Dataset items
_ _ _ _
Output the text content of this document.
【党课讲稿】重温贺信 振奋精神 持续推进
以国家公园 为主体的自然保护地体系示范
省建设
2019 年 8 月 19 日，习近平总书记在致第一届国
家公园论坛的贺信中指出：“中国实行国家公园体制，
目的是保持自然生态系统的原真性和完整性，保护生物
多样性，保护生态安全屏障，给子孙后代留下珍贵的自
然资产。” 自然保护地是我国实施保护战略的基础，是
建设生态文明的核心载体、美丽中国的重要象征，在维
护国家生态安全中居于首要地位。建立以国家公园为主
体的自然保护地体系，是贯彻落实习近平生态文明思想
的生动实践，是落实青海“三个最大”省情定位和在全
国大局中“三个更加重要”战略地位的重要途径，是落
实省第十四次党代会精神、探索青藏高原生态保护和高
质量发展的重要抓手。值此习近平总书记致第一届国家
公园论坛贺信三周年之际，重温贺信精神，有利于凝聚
_ _ _ _
TASK TO COMPLETE
Output the full listing without altering anything.

TASK ANSWER
Output the text content of this document.
【党课讲稿】重温贺信 振奋精神 持续推进
以国家公园 为主体的自然保护地体系示范
省建设
2019 年 8 月 19 日，习近平总书记在致第一届国
家公园论坛的贺信中指出：“中国实行国家公园体制，
目的是保持自然生态系统的原真性和完整性，保护生物
多样性，保护生态安全屏障，给子孙后代留下珍贵的自
然资产。” 自然保护地是我国实施保护战略的基础，是
建设生态文明的核心载体、美丽中国的重要象征，在维
护国家生态安全中居于首要地位。建立以国家公园为主
体的自然保护地体系，是贯彻落实习近平生态文明思想
的生动实践，是落实青海“三个最大”省情定位和在全
国大局中“三个更加重要”战略地位的重要途径，是落
实省第十四次党代会精神、探索青藏高原生态保护和高
质量发展的重要抓手。值此习近平总书记致第一届国家
公园论坛贺信三周年之际，重温贺信精神，有利于凝聚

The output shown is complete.